I didn’t get much sleep that night. I tossed and turned and worried. I got up every hour to check if I was bleeding. I was scared. How would I ever tell my IFs if something was wrong? This was their dream. Their perfect little baby boy. How could we get this far and then something be wrong? It didn’t seem fair or possible. I cried a little and prayed a lot. Samantha and I decided to wait until the appointment before we talked to the guys. We didn’t think it would benefit anyone to worry them before we knew anything concrete.
The bleeding subsided after a few hours and by morning there was just a little bit of blood when I wiped and it looked like it was leftover from the night and not fresh.
I breathed a little easier, but I was still terrified. I counted the minutes until I could go to my appointment.
Sitting in the waiting room, I watched the hands tick by on the clock. Finally, my name was called. I sat in the exam room and waited for the doctor. After a short wait she came in and we talked it all over and then she had me get up on the exam table so she could use the Doppler to listen for a heartbeat.
I held my breath and said a quick prayer. Then, I waited. She spread some gel on my abdomen and moved the monitor thing around. 1 second. 2 seconds. 3 seconds. Please, be okay. Please, be there.
Beat. Beat. Beat. Beat. Beat. Beat. Beat. Beat. Beat. Beat. Beat. Beat. Beat. Beat. Beat. Beat. Beat. Beat.
Oh, thank God!
There it was. That precious, perfect heart beat. It was beating away just like it should be. A few tears slid down my cheeks. I finally breathed.
Next came an ultrasound. Everything looked fantastic! The baby was measuring right where he should be (a day ahead still, actually). The placenta looked healthy and no issues. Basically, everything looked picture perfect normal.
I felt the biggest wave of relief wash over me.

> _Supplied records_:
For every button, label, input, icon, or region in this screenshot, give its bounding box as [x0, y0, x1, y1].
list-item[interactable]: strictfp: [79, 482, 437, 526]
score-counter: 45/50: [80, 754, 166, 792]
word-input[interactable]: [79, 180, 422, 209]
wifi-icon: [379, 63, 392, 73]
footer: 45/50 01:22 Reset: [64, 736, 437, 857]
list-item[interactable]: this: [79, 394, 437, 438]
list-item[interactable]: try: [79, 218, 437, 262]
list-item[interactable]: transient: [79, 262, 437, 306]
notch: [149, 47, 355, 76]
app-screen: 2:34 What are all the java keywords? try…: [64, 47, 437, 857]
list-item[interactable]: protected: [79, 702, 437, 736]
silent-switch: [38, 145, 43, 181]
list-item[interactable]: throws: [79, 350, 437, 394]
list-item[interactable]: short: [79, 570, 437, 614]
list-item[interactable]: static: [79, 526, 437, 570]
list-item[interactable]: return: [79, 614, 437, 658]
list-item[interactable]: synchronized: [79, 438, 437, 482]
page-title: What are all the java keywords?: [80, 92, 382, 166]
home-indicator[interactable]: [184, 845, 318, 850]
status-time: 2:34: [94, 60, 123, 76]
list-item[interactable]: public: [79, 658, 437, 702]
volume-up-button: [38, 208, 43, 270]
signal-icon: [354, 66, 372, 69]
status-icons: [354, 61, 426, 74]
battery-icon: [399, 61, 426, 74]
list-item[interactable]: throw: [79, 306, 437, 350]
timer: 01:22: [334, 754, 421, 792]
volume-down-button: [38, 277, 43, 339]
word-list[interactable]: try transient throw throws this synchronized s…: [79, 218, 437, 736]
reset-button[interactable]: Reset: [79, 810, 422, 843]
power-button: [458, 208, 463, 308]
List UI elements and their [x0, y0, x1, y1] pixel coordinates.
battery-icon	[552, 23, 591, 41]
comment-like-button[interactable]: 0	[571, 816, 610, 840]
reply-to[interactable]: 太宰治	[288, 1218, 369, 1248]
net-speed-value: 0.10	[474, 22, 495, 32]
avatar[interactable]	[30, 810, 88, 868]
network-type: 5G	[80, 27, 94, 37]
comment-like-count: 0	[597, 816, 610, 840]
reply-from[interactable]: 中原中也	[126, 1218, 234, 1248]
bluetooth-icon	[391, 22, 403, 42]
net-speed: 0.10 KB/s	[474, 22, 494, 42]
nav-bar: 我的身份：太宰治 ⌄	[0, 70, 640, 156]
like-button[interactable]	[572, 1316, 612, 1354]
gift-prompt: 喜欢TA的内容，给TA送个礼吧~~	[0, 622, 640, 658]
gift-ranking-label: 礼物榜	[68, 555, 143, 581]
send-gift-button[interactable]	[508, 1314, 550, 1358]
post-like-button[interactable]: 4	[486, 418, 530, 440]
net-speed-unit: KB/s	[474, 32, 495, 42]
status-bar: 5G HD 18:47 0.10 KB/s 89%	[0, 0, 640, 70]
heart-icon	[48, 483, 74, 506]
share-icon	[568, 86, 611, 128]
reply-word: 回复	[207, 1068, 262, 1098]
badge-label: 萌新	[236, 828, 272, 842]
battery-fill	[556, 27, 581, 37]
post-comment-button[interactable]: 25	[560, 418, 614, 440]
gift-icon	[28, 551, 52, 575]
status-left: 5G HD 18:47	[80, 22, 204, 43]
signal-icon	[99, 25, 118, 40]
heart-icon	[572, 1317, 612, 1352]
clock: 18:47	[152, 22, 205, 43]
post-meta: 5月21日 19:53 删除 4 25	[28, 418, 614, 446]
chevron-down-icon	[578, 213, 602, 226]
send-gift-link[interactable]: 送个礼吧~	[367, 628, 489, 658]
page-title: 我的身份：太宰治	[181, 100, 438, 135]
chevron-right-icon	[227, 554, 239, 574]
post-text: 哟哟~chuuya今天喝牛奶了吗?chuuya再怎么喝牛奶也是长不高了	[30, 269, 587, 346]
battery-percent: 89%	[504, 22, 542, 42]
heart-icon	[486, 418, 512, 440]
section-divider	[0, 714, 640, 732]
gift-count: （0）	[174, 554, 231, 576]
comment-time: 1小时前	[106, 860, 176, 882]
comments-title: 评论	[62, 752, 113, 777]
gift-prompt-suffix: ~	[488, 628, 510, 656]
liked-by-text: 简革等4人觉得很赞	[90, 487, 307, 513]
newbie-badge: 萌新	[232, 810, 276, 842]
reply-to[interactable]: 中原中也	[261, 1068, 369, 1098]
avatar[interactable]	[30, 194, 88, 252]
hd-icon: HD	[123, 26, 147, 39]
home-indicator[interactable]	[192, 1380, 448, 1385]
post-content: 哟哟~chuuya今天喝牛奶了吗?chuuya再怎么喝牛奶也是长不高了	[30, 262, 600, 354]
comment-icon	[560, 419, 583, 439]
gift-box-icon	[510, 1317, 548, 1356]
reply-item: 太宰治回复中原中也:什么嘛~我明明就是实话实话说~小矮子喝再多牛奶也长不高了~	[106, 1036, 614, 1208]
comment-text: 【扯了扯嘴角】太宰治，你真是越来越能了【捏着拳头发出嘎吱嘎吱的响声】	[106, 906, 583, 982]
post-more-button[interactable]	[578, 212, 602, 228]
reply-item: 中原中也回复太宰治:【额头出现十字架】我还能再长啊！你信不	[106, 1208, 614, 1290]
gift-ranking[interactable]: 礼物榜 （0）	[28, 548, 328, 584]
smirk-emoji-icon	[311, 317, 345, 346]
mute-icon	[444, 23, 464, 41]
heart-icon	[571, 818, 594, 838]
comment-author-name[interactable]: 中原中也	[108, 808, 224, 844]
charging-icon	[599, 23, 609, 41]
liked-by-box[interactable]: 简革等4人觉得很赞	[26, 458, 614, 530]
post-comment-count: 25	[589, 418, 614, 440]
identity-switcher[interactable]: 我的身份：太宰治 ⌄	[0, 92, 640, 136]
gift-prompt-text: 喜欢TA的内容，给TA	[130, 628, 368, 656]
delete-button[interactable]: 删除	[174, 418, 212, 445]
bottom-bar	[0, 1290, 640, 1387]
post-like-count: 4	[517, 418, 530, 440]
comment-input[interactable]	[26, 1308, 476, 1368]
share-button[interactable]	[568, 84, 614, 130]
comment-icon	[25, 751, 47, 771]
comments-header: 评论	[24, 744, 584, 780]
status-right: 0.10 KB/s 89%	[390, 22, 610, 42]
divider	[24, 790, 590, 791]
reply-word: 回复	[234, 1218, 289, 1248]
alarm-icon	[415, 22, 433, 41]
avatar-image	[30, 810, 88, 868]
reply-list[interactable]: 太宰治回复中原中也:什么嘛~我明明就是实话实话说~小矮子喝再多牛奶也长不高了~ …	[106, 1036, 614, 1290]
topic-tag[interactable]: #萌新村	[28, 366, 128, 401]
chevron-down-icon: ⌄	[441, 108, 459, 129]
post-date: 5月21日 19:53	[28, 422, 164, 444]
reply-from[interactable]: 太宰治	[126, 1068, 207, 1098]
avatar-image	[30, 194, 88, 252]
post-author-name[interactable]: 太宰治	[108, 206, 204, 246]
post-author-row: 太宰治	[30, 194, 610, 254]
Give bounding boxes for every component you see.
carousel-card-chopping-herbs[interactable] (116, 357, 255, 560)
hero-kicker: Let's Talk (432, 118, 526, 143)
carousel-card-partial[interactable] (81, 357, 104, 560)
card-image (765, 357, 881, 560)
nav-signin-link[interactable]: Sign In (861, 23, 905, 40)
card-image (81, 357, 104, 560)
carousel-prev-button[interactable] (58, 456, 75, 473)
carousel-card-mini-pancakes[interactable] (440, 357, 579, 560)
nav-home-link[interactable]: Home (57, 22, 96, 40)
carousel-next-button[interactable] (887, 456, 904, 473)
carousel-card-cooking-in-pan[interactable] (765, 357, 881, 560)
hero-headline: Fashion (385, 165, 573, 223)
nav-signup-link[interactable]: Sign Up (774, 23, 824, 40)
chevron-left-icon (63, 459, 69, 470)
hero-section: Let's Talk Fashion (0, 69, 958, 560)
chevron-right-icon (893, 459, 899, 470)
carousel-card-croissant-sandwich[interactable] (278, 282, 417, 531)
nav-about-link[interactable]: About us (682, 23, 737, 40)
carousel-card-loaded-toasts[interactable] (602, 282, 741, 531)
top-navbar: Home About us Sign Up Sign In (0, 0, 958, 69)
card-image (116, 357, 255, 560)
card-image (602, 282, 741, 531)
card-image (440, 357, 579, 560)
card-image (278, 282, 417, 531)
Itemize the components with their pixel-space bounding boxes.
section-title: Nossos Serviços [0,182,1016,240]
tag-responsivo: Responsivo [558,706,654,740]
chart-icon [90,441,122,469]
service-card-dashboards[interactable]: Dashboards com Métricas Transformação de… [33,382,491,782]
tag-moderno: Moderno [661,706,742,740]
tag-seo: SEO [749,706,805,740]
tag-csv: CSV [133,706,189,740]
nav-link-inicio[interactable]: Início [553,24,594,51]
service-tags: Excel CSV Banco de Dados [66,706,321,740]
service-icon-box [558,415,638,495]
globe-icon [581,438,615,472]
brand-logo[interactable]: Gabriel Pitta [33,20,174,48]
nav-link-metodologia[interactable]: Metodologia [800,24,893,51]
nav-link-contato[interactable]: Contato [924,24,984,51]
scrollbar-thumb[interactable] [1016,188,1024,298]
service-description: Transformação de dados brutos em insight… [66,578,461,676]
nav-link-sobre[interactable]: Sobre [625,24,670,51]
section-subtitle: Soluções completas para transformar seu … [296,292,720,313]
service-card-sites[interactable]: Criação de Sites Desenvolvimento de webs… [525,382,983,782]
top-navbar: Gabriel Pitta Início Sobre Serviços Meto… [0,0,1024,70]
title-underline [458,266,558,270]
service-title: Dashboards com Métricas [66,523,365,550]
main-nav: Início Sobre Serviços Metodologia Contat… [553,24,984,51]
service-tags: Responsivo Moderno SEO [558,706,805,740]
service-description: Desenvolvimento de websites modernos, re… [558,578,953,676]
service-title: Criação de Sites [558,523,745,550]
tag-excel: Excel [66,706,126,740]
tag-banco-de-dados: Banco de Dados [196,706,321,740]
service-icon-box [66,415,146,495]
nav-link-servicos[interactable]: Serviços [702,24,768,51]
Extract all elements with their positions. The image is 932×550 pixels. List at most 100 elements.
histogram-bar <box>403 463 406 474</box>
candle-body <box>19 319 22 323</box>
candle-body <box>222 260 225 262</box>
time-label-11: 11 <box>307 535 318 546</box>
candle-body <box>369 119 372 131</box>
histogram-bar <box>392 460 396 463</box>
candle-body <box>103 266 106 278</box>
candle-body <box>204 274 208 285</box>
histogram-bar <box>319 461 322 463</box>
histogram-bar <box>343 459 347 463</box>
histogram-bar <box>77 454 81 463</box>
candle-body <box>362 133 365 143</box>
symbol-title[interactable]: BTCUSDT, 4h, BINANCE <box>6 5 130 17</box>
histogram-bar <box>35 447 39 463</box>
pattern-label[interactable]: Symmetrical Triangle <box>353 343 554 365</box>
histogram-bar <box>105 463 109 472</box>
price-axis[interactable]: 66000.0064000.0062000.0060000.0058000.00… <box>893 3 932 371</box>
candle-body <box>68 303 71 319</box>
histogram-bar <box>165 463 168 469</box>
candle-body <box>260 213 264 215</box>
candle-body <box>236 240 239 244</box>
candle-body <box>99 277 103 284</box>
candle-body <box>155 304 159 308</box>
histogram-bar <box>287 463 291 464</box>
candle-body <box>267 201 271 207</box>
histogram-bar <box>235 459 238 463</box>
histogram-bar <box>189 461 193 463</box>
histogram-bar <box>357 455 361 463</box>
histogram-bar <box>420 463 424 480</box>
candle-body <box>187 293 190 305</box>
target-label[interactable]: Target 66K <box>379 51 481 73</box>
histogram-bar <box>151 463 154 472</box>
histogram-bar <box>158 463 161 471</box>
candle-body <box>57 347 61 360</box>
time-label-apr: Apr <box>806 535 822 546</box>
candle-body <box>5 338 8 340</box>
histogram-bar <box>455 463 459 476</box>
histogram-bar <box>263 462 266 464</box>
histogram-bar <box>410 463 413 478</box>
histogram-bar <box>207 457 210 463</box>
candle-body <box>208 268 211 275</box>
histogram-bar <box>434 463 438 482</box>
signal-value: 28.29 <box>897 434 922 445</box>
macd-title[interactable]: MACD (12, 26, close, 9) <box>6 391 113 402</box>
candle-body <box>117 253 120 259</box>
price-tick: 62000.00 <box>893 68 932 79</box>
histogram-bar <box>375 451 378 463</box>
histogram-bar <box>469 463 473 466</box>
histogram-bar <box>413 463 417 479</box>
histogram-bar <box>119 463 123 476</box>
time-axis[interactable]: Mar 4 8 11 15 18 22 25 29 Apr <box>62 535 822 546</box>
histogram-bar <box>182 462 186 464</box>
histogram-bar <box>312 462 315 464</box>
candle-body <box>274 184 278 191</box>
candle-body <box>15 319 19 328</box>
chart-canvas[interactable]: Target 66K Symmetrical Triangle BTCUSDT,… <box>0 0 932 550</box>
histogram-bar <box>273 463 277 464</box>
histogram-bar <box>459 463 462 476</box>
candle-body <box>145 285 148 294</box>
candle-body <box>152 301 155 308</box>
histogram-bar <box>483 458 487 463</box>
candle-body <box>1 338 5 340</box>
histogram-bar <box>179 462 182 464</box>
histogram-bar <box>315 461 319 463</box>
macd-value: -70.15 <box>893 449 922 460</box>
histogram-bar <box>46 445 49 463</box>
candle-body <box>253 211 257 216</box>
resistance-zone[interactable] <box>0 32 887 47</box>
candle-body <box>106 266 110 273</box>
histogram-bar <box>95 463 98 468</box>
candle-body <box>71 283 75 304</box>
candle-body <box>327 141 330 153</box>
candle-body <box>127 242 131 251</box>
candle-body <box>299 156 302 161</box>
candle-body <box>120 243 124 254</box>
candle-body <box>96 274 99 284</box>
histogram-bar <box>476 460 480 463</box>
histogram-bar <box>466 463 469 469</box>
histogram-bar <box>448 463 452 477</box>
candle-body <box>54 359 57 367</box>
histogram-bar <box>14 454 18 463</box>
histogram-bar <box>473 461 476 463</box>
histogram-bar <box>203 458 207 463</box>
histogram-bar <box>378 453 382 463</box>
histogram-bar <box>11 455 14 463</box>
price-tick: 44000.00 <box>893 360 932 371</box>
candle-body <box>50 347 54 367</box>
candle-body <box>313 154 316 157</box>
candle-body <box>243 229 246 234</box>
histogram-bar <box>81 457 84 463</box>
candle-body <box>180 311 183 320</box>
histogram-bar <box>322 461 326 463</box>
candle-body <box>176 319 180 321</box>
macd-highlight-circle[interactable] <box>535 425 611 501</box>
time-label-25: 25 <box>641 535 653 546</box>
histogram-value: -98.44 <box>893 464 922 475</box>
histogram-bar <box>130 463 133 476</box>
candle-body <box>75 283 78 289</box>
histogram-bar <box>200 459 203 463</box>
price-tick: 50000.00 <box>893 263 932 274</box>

> _Activity list_:
• 1. From the bleeding-scare narrative, set down word for word the section between "I breathed a" and "Please, be there.", inclusive.
• 2. Translate this sentence from the bleeding-scare narrative into Spanish: "I counted the minutes until I could go to my appointment."

> _Problem solutions_:
• 1.
I breathed a little easier, but I was still terrified. I counted the minutes until I could go to my appointment.
Sitting in the waiting room, I watched the hands tick by on the clock. Finally, my name was called. I sat in the exam room and waited for the doctor. After a short wait she came in and we talked it all over and then she had me get up on the exam table so she could use the Doppler to listen for a heartbeat.
I held my breath and said a quick prayer. Then, I waited. She spread some gel on my abdomen and moved the monitor thing around. 1 second. 2 seconds. 3 seconds. Please, be okay. Please, be there.

• 2. Conté los minutos hasta poder ir a mi cita.